> [Requirements]: Your task is to restate the data word for word.

> [Data items]:
= = = = =
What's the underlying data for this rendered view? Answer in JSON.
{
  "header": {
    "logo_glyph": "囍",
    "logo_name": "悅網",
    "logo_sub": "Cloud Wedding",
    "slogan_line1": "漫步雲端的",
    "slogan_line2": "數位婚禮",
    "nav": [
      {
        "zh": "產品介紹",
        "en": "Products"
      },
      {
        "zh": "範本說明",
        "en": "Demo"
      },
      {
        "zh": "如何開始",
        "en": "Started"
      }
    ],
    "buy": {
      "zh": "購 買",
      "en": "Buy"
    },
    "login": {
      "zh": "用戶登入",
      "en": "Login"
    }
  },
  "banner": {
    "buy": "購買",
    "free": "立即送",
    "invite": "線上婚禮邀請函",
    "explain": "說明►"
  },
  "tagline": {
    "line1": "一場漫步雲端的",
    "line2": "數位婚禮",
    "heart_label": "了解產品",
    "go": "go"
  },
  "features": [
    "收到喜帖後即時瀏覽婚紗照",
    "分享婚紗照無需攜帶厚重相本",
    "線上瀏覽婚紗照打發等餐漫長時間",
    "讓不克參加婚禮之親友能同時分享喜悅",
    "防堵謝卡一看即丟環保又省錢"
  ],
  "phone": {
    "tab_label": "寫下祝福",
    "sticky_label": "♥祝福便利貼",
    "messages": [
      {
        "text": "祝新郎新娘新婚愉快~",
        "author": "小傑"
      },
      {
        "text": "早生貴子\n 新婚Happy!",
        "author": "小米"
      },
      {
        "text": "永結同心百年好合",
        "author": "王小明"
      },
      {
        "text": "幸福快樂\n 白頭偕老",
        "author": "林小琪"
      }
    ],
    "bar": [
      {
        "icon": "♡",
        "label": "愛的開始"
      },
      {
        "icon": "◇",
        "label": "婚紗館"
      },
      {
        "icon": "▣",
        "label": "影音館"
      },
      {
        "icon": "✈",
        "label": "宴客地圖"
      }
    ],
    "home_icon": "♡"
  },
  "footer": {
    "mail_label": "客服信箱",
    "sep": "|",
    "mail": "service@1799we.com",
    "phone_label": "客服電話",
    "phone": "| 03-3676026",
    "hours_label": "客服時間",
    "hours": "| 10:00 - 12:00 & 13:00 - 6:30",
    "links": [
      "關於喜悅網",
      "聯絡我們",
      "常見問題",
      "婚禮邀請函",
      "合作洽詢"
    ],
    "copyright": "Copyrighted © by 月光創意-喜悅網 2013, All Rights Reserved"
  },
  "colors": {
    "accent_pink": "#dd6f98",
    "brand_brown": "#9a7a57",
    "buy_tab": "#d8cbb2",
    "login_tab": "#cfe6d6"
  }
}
= = = = =
> [Full output]:
What's the underlying data for this rendered view? Answer in JSON.
{
  "header": {
    "logo_glyph": "囍",
    "logo_name": "悅網",
    "logo_sub": "Cloud Wedding",
    "slogan_line1": "漫步雲端的",
    "slogan_line2": "數位婚禮",
    "nav": [
      {
        "zh": "產品介紹",
        "en": "Products"
      },
      {
        "zh": "範本說明",
        "en": "Demo"
      },
      {
        "zh": "如何開始",
        "en": "Started"
      }
    ],
    "buy": {
      "zh": "購 買",
      "en": "Buy"
    },
    "login": {
      "zh": "用戶登入",
      "en": "Login"
    }
  },
  "banner": {
    "buy": "購買",
    "free": "立即送",
    "invite": "線上婚禮邀請函",
    "explain": "說明►"
  },
  "tagline": {
    "line1": "一場漫步雲端的",
    "line2": "數位婚禮",
    "heart_label": "了解產品",
    "go": "go"
  },
  "features": [
    "收到喜帖後即時瀏覽婚紗照",
    "分享婚紗照無需攜帶厚重相本",
    "線上瀏覽婚紗照打發等餐漫長時間",
    "讓不克參加婚禮之親友能同時分享喜悅",
    "防堵謝卡一看即丟環保又省錢"
  ],
  "phone": {
    "tab_label": "寫下祝福",
    "sticky_label": "♥祝福便利貼",
    "messages": [
      {
        "text": "祝新郎新娘新婚愉快~",
        "author": "小傑"
      },
      {
        "text": "早生貴子\n 新婚Happy!",
        "author": "小米"
      },
      {
        "text": "永結同心百年好合",
        "author": "王小明"
      },
      {
        "text": "幸福快樂\n 白頭偕老",
        "author": "林小琪"
      }
    ],
    "bar": [
      {
        "icon": "♡",
        "label": "愛的開始"
      },
      {
        "icon": "◇",
        "label": "婚紗館"
      },
      {
        "icon": "▣",
        "label": "影音館"
      },
      {
        "icon": "✈",
        "label": "宴客地圖"
      }
    ],
    "home_icon": "♡"
  },
  "footer": {
    "mail_label": "客服信箱",
    "sep": "|",
    "mail": "service@1799we.com",
    "phone_label": "客服電話",
    "phone": "| 03-3676026",
    "hours_label": "客服時間",
    "hours": "| 10:00 - 12:00 & 13:00 - 6:30",
    "links": [
      "關於喜悅網",
      "聯絡我們",
      "常見問題",
      "婚禮邀請函",
      "合作洽詢"
    ],
    "copyright": "Copyrighted © by 月光創意-喜悅網 2013, All Rights Reserved"
  },
  "colors": {
    "accent_pink": "#dd6f98",
    "brand_brown": "#9a7a57",
    "buy_tab": "#d8cbb2",
    "login_tab": "#cfe6d6"
  }
}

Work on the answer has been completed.